Can you output the following lines without any changes?

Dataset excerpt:
___
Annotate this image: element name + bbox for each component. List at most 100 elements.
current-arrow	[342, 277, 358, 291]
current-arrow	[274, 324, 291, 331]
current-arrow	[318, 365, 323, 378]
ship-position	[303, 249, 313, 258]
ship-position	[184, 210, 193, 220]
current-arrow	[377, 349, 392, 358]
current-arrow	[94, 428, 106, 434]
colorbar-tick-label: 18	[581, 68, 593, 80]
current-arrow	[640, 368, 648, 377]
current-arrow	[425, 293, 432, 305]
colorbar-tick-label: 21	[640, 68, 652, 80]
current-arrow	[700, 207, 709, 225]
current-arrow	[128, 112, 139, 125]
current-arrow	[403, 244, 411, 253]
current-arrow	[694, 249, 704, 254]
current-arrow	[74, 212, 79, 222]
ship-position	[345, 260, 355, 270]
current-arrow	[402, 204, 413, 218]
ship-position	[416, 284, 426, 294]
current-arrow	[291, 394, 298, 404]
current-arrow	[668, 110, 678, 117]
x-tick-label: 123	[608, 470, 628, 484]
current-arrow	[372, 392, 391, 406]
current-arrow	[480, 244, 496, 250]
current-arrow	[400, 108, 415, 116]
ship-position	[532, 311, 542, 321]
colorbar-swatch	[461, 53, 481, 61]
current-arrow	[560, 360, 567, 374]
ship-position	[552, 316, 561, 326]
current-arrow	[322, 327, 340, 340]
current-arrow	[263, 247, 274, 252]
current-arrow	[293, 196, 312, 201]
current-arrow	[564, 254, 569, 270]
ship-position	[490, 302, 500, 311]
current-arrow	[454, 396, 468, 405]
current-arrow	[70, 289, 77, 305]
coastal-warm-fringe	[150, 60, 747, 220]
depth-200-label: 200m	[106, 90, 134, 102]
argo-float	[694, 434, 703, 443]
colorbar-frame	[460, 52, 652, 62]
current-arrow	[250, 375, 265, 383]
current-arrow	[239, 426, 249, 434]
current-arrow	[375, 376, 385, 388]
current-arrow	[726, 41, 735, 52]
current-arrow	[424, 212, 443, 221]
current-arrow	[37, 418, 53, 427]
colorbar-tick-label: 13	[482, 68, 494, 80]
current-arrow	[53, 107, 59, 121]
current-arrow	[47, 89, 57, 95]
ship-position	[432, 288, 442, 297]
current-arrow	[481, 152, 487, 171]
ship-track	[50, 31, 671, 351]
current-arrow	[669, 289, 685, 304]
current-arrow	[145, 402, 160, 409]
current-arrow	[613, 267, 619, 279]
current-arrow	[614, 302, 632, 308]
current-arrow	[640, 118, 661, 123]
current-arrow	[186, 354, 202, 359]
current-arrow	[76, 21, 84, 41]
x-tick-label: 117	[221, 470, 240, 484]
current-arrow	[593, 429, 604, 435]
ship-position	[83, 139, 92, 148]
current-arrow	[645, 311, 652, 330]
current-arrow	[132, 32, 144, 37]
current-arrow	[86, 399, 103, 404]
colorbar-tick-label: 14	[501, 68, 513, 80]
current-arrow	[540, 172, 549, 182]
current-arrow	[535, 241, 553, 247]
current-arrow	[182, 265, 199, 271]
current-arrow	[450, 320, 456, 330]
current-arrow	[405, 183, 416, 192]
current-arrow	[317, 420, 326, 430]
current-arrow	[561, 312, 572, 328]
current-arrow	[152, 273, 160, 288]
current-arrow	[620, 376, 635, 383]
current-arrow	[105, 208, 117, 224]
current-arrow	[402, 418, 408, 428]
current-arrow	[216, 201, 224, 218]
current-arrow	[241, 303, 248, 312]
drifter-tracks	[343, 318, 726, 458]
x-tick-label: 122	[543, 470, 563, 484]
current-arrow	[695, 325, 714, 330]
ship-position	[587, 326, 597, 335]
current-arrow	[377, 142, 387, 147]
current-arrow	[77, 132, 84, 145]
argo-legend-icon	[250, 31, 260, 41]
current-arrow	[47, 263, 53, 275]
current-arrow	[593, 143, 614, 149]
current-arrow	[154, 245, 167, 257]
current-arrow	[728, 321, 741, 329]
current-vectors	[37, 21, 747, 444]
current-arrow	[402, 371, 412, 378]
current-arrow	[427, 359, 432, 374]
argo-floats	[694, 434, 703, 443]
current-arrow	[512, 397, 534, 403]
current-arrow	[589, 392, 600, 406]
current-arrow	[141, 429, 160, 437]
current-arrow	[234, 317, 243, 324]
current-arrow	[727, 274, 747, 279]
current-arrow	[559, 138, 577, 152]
___
■ Completed exercise:
Annotate this image: element name + bbox for each component. List at most 100 elements.
current-arrow	[342, 277, 358, 291]
current-arrow	[274, 324, 291, 331]
current-arrow	[318, 365, 323, 378]
ship-position	[303, 249, 313, 258]
ship-position	[184, 210, 193, 220]
current-arrow	[377, 349, 392, 358]
current-arrow	[94, 428, 106, 434]
colorbar-tick-label: 18	[581, 68, 593, 80]
current-arrow	[640, 368, 648, 377]
current-arrow	[425, 293, 432, 305]
colorbar-tick-label: 21	[640, 68, 652, 80]
current-arrow	[700, 207, 709, 225]
current-arrow	[128, 112, 139, 125]
current-arrow	[403, 244, 411, 253]
current-arrow	[694, 249, 704, 254]
current-arrow	[74, 212, 79, 222]
ship-position	[345, 260, 355, 270]
current-arrow	[402, 204, 413, 218]
ship-position	[416, 284, 426, 294]
current-arrow	[291, 394, 298, 404]
current-arrow	[668, 110, 678, 117]
x-tick-label: 123	[608, 470, 628, 484]
current-arrow	[372, 392, 391, 406]
current-arrow	[480, 244, 496, 250]
current-arrow	[400, 108, 415, 116]
ship-position	[532, 311, 542, 321]
colorbar-swatch	[461, 53, 481, 61]
current-arrow	[560, 360, 567, 374]
ship-position	[552, 316, 561, 326]
current-arrow	[322, 327, 340, 340]
current-arrow	[263, 247, 274, 252]
current-arrow	[293, 196, 312, 201]
current-arrow	[564, 254, 569, 270]
ship-position	[490, 302, 500, 311]
current-arrow	[454, 396, 468, 405]
current-arrow	[70, 289, 77, 305]
coastal-warm-fringe	[150, 60, 747, 220]
depth-200-label: 200m	[106, 90, 134, 102]
argo-float	[694, 434, 703, 443]
colorbar-frame	[460, 52, 652, 62]
current-arrow	[250, 375, 265, 383]
current-arrow	[239, 426, 249, 434]
current-arrow	[375, 376, 385, 388]
current-arrow	[726, 41, 735, 52]
current-arrow	[424, 212, 443, 221]
current-arrow	[37, 418, 53, 427]
colorbar-tick-label: 13	[482, 68, 494, 80]
current-arrow	[53, 107, 59, 121]
current-arrow	[47, 89, 57, 95]
ship-position	[432, 288, 442, 297]
current-arrow	[481, 152, 487, 171]
ship-track	[50, 31, 671, 351]
current-arrow	[669, 289, 685, 304]
current-arrow	[145, 402, 160, 409]
current-arrow	[613, 267, 619, 279]
current-arrow	[614, 302, 632, 308]
current-arrow	[640, 118, 661, 123]
current-arrow	[186, 354, 202, 359]
current-arrow	[76, 21, 84, 41]
x-tick-label: 117	[221, 470, 240, 484]
current-arrow	[593, 429, 604, 435]
ship-position	[83, 139, 92, 148]
current-arrow	[645, 311, 652, 330]
current-arrow	[132, 32, 144, 37]
current-arrow	[86, 399, 103, 404]
colorbar-tick-label: 14	[501, 68, 513, 80]
current-arrow	[540, 172, 549, 182]
current-arrow	[535, 241, 553, 247]
current-arrow	[182, 265, 199, 271]
current-arrow	[450, 320, 456, 330]
current-arrow	[405, 183, 416, 192]
current-arrow	[317, 420, 326, 430]
current-arrow	[561, 312, 572, 328]
current-arrow	[152, 273, 160, 288]
current-arrow	[620, 376, 635, 383]
current-arrow	[105, 208, 117, 224]
current-arrow	[402, 418, 408, 428]
current-arrow	[216, 201, 224, 218]
current-arrow	[241, 303, 248, 312]
drifter-tracks	[343, 318, 726, 458]
x-tick-label: 122	[543, 470, 563, 484]
current-arrow	[695, 325, 714, 330]
ship-position	[587, 326, 597, 335]
current-arrow	[377, 142, 387, 147]
current-arrow	[77, 132, 84, 145]
argo-legend-icon	[250, 31, 260, 41]
current-arrow	[47, 263, 53, 275]
current-arrow	[593, 143, 614, 149]
current-arrow	[154, 245, 167, 257]
current-arrow	[728, 321, 741, 329]
current-vectors	[37, 21, 747, 444]
current-arrow	[402, 371, 412, 378]
current-arrow	[427, 359, 432, 374]
argo-floats	[694, 434, 703, 443]
current-arrow	[512, 397, 534, 403]
current-arrow	[589, 392, 600, 406]
current-arrow	[141, 429, 160, 437]
current-arrow	[234, 317, 243, 324]
current-arrow	[727, 274, 747, 279]
current-arrow	[559, 138, 577, 152]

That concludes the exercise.